TO DO - Reproduce the records below exactly, leaving out any pictures.

==========

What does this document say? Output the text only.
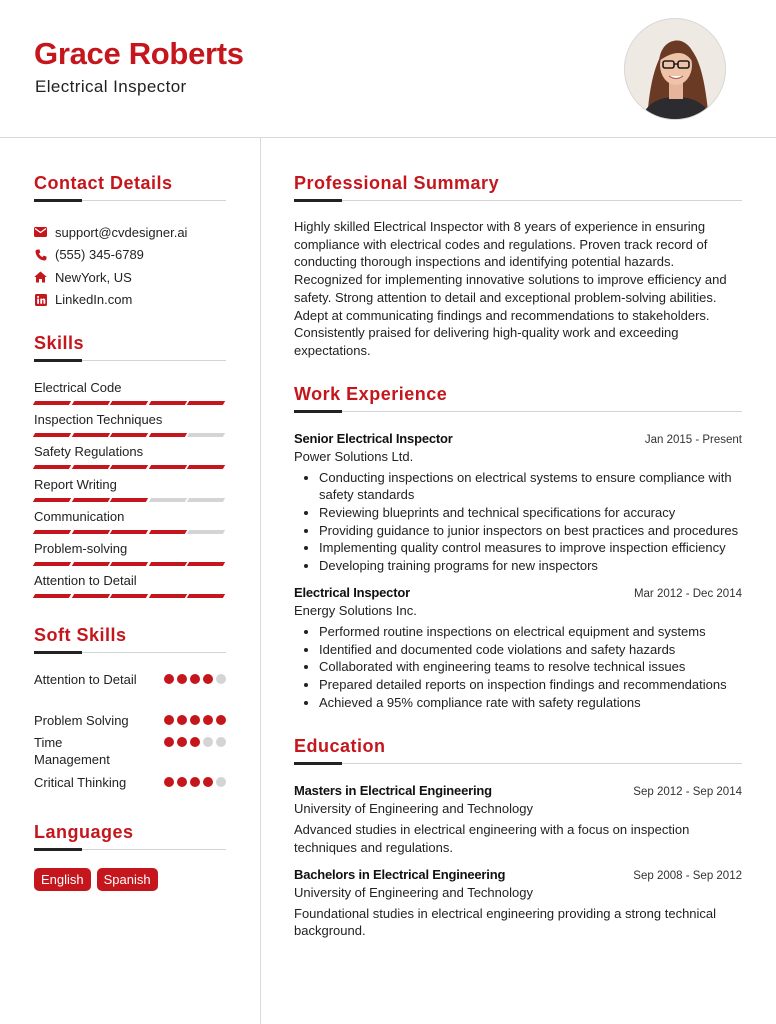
Grace Roberts
Electrical Inspector
Contact Details
support@cvdesigner.ai
(555) 345-6789
NewYork, US
LinkedIn.com
Skills
Electrical Code
Inspection Techniques
Safety Regulations
Report Writing
Communication
Problem-solving
Attention to Detail
Soft Skills
Attention to Detail
Problem Solving
Time Management
Critical Thinking
Languages
English	Spanish
Professional Summary

Highly skilled Electrical Inspector with 8 years of experience in ensuring compliance with electrical codes and regulations. Proven track record of conducting thorough inspections and identifying potential hazards. Recognized for implementing innovative solutions to improve efficiency and safety. Strong attention to detail and exceptional problem-solving abilities. Adept at communicating findings and recommendations to stakeholders. Consistently praised for delivering high-quality work and exceeding expectations.

Work Experience
Senior Electrical Inspector	Jan 2015 - Present
Power Solutions Ltd.
• Conducting inspections on electrical systems to ensure compliance with safety standards
• Reviewing blueprints and technical specifications for accuracy
• Providing guidance to junior inspectors on best practices and procedures
• Implementing quality control measures to improve inspection efficiency
• Developing training programs for new inspectors
Electrical Inspector	Mar 2012 - Dec 2014
Energy Solutions Inc.
• Performed routine inspections on electrical equipment and systems
• Identified and documented code violations and safety hazards
• Collaborated with engineering teams to resolve technical issues
• Prepared detailed reports on inspection findings and recommendations
• Achieved a 95% compliance rate with safety regulations
Education
Masters in Electrical Engineering	Sep 2012 - Sep 2014
University of Engineering and Technology

Advanced studies in electrical engineering with a focus on inspection techniques and regulations.

Bachelors in Electrical Engineering	Sep 2008 - Sep 2012
University of Engineering and Technology

Foundational studies in electrical engineering providing a strong technical background.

==========

EXERCISE RESULT -
What does this document say? Output the text only.
Grace Roberts
Electrical Inspector
Contact Details
support@cvdesigner.ai
(555) 345-6789
NewYork, US
LinkedIn.com
Skills
Electrical Code
Inspection Techniques
Safety Regulations
Report Writing
Communication
Problem-solving
Attention to Detail
Soft Skills
Attention to Detail
Problem Solving
Time Management
Critical Thinking
Languages
English	Spanish
Professional Summary

Highly skilled Electrical Inspector with 8 years of experience in ensuring compliance with electrical codes and regulations. Proven track record of conducting thorough inspections and identifying potential hazards. Recognized for implementing innovative solutions to improve efficiency and safety. Strong attention to detail and exceptional problem-solving abilities. Adept at communicating findings and recommendations to stakeholders. Consistently praised for delivering high-quality work and exceeding expectations.

Work Experience
Senior Electrical Inspector	Jan 2015 - Present
Power Solutions Ltd.
• Conducting inspections on electrical systems to ensure compliance with safety standards
• Reviewing blueprints and technical specifications for accuracy
• Providing guidance to junior inspectors on best practices and procedures
• Implementing quality control measures to improve inspection efficiency
• Developing training programs for new inspectors
Electrical Inspector	Mar 2012 - Dec 2014
Energy Solutions Inc.
• Performed routine inspections on electrical equipment and systems
• Identified and documented code violations and safety hazards
• Collaborated with engineering teams to resolve technical issues
• Prepared detailed reports on inspection findings and recommendations
• Achieved a 95% compliance rate with safety regulations
Education
Masters in Electrical Engineering	Sep 2012 - Sep 2014
University of Engineering and Technology

Advanced studies in electrical engineering with a focus on inspection techniques and regulations.

Bachelors in Electrical Engineering	Sep 2008 - Sep 2012
University of Engineering and Technology

Foundational studies in electrical engineering providing a strong technical background.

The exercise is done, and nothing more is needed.